▶ [What you will do]:
Skip the images and return the records below exactly.

□ □ □

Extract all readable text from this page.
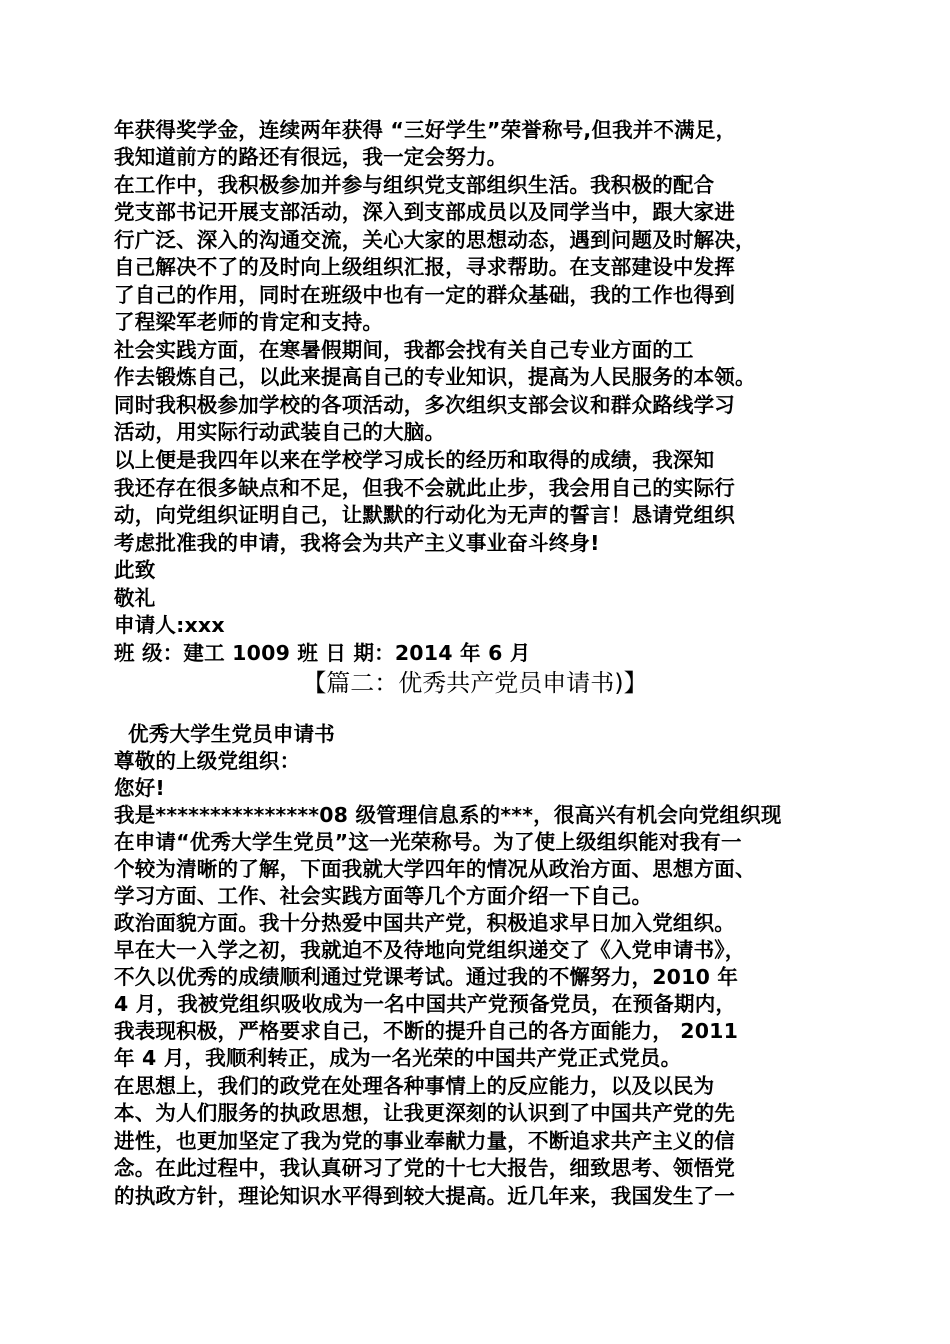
年获得奖学金，连续两年获得 “三好学生”荣誉称号,但我并不满足，

我知道前方的路还有很远，我一定会努力。

在工作中，我积极参加并参与组织党支部组织生活。我积极的配合

党支部书记开展支部活动，深入到支部成员以及同学当中，跟大家进

行广泛、深入的沟通交流，关心大家的思想动态，遇到问题及时解决，

自己解决不了的及时向上级组织汇报，寻求帮助。在支部建设中发挥

了自己的作用，同时在班级中也有一定的群众基础，我的工作也得到

了程梁军老师的肯定和支持。

社会实践方面，在寒暑假期间，我都会找有关自己专业方面的工

作去锻炼自己，以此来提高自己的专业知识，提高为人民服务的本领。

同时我积极参加学校的各项活动，多次组织支部会议和群众路线学习

活动，用实际行动武装自己的大脑。

以上便是我四年以来在学校学习成长的经历和取得的成绩，我深知

我还存在很多缺点和不足，但我不会就此止步，我会用自己的实际行

动，向党组织证明自己，让默默的行动化为无声的誓言！恳请党组织

考虑批准我的申请，我将会为共产主义事业奋斗终身!

此致

敬礼

申请人:xxx

班 级：建工 1009 班 日 期：2014 年 6 月

【篇二：优秀共产党员申请书)】

优秀大学生党员申请书

尊敬的上级党组织：

您好!

我是***************08 级管理信息系的***，很高兴有机会向党组织现

在申请“优秀大学生党员”这一光荣称号。为了使上级组织能对我有一

个较为清晰的了解，下面我就大学四年的情况从政治方面、思想方面、

学习方面、工作、社会实践方面等几个方面介绍一下自己。

政治面貌方面。我十分热爱中国共产党，积极追求早日加入党组织。

早在大一入学之初，我就迫不及待地向党组织递交了《入党申请书》，

不久以优秀的成绩顺利通过党课考试。通过我的不懈努力，2010 年

4 月，我被党组织吸收成为一名中国共产党预备党员，在预备期内，

我表现积极，严格要求自己，不断的提升自己的各方面能力， 2011

年 4 月，我顺利转正，成为一名光荣的中国共产党正式党员。

在思想上，我们的政党在处理各种事情上的反应能力，以及以民为

本、为人们服务的执政思想，让我更深刻的认识到了中国共产党的先

进性，也更加坚定了我为党的事业奉献力量，不断追求共产主义的信

念。在此过程中，我认真研习了党的十七大报告，细致思考、领悟党

的执政方针，理论知识水平得到较大提高。近几年来，我国发生了一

□ □ □

▶ [Answer to this problem]:
Extract all readable text from this page.
年获得奖学金，连续两年获得 “三好学生”荣誉称号,但我并不满足，

我知道前方的路还有很远，我一定会努力。

在工作中，我积极参加并参与组织党支部组织生活。我积极的配合

党支部书记开展支部活动，深入到支部成员以及同学当中，跟大家进

行广泛、深入的沟通交流，关心大家的思想动态，遇到问题及时解决，

自己解决不了的及时向上级组织汇报，寻求帮助。在支部建设中发挥

了自己的作用，同时在班级中也有一定的群众基础，我的工作也得到

了程梁军老师的肯定和支持。

社会实践方面，在寒暑假期间，我都会找有关自己专业方面的工

作去锻炼自己，以此来提高自己的专业知识，提高为人民服务的本领。

同时我积极参加学校的各项活动，多次组织支部会议和群众路线学习

活动，用实际行动武装自己的大脑。

以上便是我四年以来在学校学习成长的经历和取得的成绩，我深知

我还存在很多缺点和不足，但我不会就此止步，我会用自己的实际行

动，向党组织证明自己，让默默的行动化为无声的誓言！恳请党组织

考虑批准我的申请，我将会为共产主义事业奋斗终身!

此致

敬礼

申请人:xxx

班 级：建工 1009 班 日 期：2014 年 6 月

【篇二：优秀共产党员申请书)】

优秀大学生党员申请书

尊敬的上级党组织：

您好!

我是***************08 级管理信息系的***，很高兴有机会向党组织现

在申请“优秀大学生党员”这一光荣称号。为了使上级组织能对我有一

个较为清晰的了解，下面我就大学四年的情况从政治方面、思想方面、

学习方面、工作、社会实践方面等几个方面介绍一下自己。

政治面貌方面。我十分热爱中国共产党，积极追求早日加入党组织。

早在大一入学之初，我就迫不及待地向党组织递交了《入党申请书》，

不久以优秀的成绩顺利通过党课考试。通过我的不懈努力，2010 年

4 月，我被党组织吸收成为一名中国共产党预备党员，在预备期内，

我表现积极，严格要求自己，不断的提升自己的各方面能力， 2011

年 4 月，我顺利转正，成为一名光荣的中国共产党正式党员。

在思想上，我们的政党在处理各种事情上的反应能力，以及以民为

本、为人们服务的执政思想，让我更深刻的认识到了中国共产党的先

进性，也更加坚定了我为党的事业奉献力量，不断追求共产主义的信

念。在此过程中，我认真研习了党的十七大报告，细致思考、领悟党

的执政方针，理论知识水平得到较大提高。近几年来，我国发生了一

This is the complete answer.